(Collected data)
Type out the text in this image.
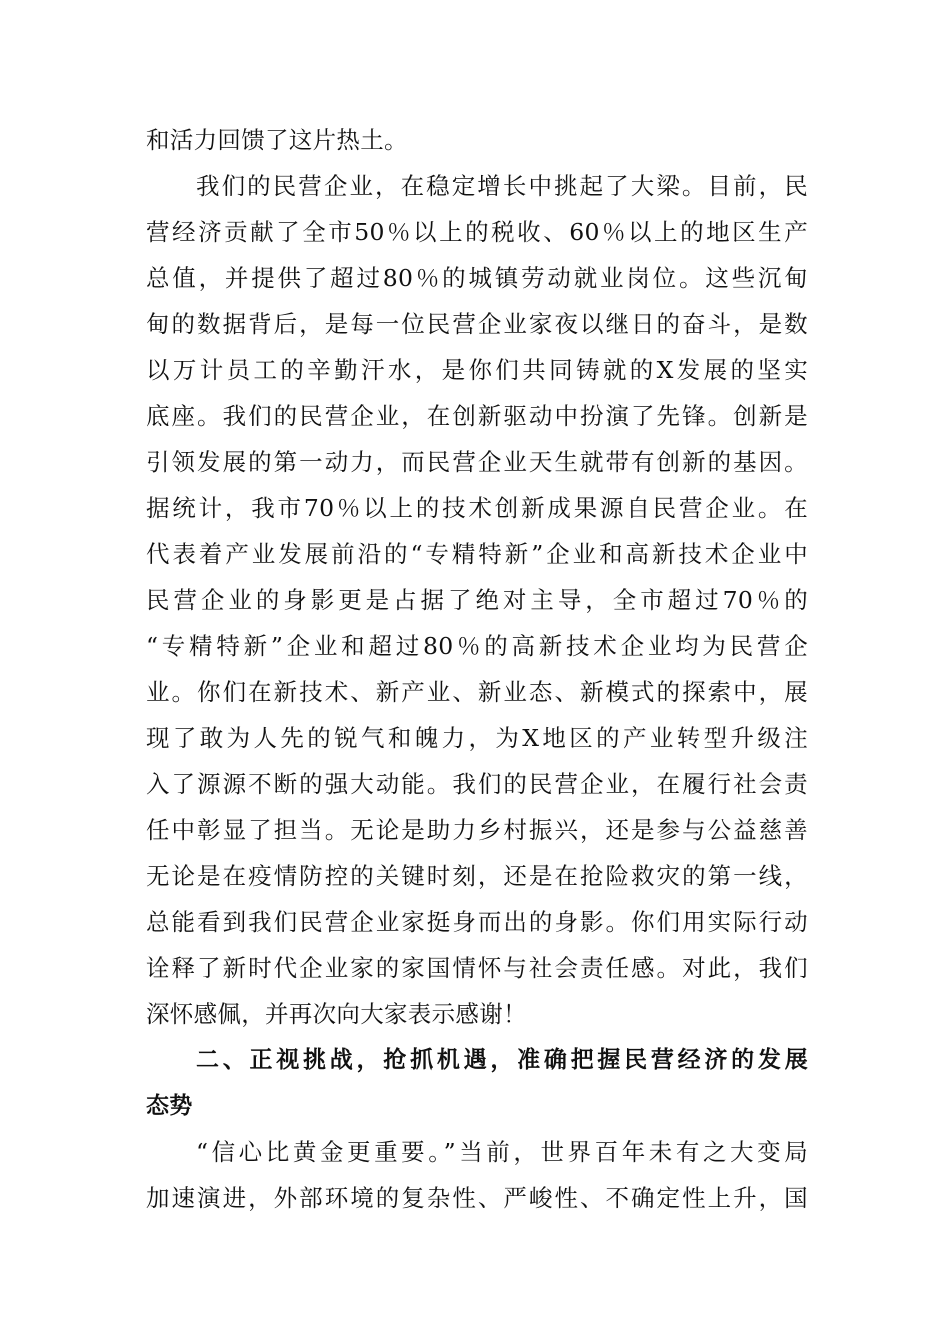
和活力回馈了这片热土。
我们的民营企业，在稳定增长中挑起了大梁。目前，民
营经济贡献了全市50％以上的税收、60％以上的地区生产
总值，并提供了超过80％的城镇劳动就业岗位。这些沉甸
甸的数据背后，是每一位民营企业家夜以继日的奋斗，是数
以万计员工的辛勤汗水，是你们共同铸就的X发展的坚实
底座。我们的民营企业，在创新驱动中扮演了先锋。创新是
引领发展的第一动力，而民营企业天生就带有创新的基因。
据统计，我市70％以上的技术创新成果源自民营企业。在
代表着产业发展前沿的“专精特新”企业和高新技术企业中
民营企业的身影更是占据了绝对主导，全市超过70％的
“专精特新”企业和超过80％的高新技术企业均为民营企
业。你们在新技术、新产业、新业态、新模式的探索中，展
现了敢为人先的锐气和魄力，为X地区的产业转型升级注
入了源源不断的强大动能。我们的民营企业，在履行社会责
任中彰显了担当。无论是助力乡村振兴，还是参与公益慈善
无论是在疫情防控的关键时刻，还是在抢险救灾的第一线，
总能看到我们民营企业家挺身而出的身影。你们用实际行动
诠释了新时代企业家的家国情怀与社会责任感。对此，我们
深怀感佩，并再次向大家表示感谢！
二、正视挑战，抢抓机遇，准确把握民营经济的发展
态势
“信心比黄金更重要。”当前，世界百年未有之大变局
加速演进，外部环境的复杂性、严峻性、不确定性上升，国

AIM: Tally how many lines of the records hold the word "专精特新". Answer with the number only.

CORRECT RESPONSE: 2